* _Written exercise_
Comb the records below for the string "type" and copy each line where it turns up.

* _Entries provided_

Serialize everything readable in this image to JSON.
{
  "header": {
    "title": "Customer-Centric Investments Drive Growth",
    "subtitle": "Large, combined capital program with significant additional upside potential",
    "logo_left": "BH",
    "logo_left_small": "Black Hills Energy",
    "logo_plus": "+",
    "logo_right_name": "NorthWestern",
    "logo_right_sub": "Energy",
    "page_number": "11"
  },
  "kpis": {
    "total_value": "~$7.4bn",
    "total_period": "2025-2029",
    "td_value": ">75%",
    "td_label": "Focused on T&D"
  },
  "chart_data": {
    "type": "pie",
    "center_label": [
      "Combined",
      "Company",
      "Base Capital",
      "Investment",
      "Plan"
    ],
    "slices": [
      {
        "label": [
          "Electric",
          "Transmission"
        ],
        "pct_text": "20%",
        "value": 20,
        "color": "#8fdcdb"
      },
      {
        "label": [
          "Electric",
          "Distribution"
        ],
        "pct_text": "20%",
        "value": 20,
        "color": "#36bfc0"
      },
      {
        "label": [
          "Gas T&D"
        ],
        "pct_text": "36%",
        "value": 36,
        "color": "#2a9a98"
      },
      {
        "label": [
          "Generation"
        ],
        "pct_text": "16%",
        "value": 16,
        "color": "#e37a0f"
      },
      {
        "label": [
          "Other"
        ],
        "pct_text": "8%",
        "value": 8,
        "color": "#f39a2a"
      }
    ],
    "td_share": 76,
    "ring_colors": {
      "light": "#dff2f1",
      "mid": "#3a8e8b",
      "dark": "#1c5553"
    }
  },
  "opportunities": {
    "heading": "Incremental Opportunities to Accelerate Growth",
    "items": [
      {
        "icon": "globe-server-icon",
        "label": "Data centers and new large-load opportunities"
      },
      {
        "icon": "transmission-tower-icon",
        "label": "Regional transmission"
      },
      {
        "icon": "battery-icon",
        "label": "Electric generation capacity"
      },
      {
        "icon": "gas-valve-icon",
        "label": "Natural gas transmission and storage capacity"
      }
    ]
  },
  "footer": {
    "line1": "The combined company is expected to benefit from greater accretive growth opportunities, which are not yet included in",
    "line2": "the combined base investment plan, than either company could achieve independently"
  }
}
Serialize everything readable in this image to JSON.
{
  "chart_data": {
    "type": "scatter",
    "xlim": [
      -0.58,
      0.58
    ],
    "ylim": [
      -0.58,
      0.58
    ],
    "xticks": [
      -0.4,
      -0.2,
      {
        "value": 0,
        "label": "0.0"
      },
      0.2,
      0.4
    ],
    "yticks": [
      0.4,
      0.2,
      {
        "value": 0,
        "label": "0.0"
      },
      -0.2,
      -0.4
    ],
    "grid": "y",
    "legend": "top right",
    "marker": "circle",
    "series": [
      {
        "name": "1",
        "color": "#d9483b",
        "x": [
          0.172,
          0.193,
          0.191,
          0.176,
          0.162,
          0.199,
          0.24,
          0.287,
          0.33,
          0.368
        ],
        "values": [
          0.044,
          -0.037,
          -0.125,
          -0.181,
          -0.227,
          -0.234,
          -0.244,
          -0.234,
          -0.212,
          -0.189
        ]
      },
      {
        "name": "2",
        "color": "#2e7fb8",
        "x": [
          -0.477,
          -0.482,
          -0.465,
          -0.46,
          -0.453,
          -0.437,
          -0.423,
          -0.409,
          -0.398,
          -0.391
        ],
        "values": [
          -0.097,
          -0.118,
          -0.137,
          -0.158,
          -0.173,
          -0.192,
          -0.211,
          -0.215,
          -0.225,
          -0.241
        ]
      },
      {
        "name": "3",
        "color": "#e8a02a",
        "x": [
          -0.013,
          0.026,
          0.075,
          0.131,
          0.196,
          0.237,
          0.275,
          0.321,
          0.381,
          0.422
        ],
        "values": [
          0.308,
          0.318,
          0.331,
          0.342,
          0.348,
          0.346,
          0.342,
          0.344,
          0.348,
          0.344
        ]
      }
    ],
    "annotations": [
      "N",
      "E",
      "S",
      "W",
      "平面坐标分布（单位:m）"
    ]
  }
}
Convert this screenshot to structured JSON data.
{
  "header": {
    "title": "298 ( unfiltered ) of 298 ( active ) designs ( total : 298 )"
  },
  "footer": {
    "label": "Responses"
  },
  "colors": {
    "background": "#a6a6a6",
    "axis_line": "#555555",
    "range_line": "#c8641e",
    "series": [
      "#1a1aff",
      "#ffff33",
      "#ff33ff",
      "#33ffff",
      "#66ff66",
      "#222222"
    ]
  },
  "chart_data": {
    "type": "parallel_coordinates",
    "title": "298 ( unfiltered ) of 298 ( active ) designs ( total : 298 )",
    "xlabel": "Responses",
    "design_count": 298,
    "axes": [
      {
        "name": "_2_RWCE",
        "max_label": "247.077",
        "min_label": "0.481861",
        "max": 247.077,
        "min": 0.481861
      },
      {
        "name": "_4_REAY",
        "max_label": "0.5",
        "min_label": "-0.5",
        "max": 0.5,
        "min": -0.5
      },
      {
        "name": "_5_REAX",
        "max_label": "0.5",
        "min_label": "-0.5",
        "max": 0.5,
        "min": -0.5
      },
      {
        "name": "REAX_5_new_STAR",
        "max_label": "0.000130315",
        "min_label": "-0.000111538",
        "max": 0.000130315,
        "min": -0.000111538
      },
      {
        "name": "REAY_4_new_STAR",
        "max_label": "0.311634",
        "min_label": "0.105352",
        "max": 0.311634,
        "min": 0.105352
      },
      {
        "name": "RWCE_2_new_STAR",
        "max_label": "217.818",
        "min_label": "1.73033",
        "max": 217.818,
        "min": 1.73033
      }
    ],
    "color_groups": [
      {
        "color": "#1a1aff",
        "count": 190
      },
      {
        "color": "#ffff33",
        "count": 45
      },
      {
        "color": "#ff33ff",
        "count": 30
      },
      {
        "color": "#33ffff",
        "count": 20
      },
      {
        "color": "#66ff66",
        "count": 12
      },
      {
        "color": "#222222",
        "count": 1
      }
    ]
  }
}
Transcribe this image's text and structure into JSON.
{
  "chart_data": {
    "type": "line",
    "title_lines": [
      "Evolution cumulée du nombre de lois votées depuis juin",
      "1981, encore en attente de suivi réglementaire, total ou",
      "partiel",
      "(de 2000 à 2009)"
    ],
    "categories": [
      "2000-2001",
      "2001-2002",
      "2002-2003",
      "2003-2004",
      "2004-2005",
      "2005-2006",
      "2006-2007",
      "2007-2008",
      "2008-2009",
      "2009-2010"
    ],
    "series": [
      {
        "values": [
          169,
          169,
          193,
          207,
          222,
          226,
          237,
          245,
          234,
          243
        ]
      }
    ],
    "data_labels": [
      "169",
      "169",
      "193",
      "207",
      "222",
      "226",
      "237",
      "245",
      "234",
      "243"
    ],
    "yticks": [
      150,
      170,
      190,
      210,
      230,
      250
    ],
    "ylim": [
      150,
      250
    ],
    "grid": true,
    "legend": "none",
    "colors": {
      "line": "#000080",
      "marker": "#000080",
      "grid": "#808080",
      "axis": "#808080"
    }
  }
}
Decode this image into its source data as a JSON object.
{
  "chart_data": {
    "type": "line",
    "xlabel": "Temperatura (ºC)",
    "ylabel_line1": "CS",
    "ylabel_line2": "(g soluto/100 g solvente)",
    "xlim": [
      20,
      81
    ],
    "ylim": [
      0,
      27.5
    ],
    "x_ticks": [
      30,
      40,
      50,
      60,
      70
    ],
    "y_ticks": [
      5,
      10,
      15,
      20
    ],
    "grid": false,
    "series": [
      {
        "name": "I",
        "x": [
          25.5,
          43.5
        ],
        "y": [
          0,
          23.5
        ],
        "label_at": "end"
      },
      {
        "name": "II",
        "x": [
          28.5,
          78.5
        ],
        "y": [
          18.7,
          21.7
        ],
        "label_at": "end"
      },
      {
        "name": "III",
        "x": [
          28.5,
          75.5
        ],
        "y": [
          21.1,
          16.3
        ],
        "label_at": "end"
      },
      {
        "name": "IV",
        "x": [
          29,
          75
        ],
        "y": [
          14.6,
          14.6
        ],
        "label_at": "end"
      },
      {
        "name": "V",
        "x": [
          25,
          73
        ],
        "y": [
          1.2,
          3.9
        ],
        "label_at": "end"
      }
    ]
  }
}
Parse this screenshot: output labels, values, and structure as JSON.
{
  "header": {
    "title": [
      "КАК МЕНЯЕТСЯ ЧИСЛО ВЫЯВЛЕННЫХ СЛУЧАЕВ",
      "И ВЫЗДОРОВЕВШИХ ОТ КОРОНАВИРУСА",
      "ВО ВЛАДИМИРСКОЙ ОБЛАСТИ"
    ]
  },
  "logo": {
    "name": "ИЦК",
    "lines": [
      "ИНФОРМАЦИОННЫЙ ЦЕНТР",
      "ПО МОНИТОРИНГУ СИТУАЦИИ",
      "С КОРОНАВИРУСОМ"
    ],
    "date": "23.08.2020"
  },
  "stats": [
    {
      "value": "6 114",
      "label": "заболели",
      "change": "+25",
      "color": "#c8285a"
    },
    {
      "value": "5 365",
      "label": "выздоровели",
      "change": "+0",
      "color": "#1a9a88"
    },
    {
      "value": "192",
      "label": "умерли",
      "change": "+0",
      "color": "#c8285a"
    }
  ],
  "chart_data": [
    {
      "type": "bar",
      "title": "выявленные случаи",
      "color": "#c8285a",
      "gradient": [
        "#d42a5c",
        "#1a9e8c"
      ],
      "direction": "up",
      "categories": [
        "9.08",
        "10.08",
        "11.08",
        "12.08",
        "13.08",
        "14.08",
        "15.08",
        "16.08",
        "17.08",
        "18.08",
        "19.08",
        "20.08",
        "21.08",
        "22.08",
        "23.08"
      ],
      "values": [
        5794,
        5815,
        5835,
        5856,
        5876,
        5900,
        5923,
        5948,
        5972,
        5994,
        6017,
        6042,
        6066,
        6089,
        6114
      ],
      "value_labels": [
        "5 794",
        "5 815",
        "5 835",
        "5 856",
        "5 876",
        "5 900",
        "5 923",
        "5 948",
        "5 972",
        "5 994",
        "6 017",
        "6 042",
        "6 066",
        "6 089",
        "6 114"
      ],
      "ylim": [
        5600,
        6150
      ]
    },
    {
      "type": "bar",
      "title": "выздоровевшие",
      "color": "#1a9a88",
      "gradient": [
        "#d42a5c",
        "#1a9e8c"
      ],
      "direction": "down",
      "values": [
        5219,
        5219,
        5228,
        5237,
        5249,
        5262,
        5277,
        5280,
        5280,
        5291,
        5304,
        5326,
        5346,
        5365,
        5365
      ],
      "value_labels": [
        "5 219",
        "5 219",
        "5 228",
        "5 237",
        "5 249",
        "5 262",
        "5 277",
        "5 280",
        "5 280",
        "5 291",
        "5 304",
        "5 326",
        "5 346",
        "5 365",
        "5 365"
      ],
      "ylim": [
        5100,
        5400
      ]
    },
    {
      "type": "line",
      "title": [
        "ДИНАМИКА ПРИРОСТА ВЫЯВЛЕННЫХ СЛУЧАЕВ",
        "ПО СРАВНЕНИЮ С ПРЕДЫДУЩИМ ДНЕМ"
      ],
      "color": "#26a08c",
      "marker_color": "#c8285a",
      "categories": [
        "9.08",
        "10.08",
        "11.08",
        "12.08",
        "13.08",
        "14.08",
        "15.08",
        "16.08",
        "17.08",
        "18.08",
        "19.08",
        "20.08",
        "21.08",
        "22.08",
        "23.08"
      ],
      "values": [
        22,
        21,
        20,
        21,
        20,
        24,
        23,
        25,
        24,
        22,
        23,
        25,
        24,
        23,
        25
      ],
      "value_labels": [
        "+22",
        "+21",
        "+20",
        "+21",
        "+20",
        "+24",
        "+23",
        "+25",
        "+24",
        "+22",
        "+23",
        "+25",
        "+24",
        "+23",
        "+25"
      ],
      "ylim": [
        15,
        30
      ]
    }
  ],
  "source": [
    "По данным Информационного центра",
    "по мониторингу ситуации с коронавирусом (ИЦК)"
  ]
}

* _Full response_
    "type": "pie",
    "type": "scatter",
    "type": "parallel_coordinates",
    "type": "line",
    "type": "line",
      "type": "bar",
      "type": "bar",
      "type": "line",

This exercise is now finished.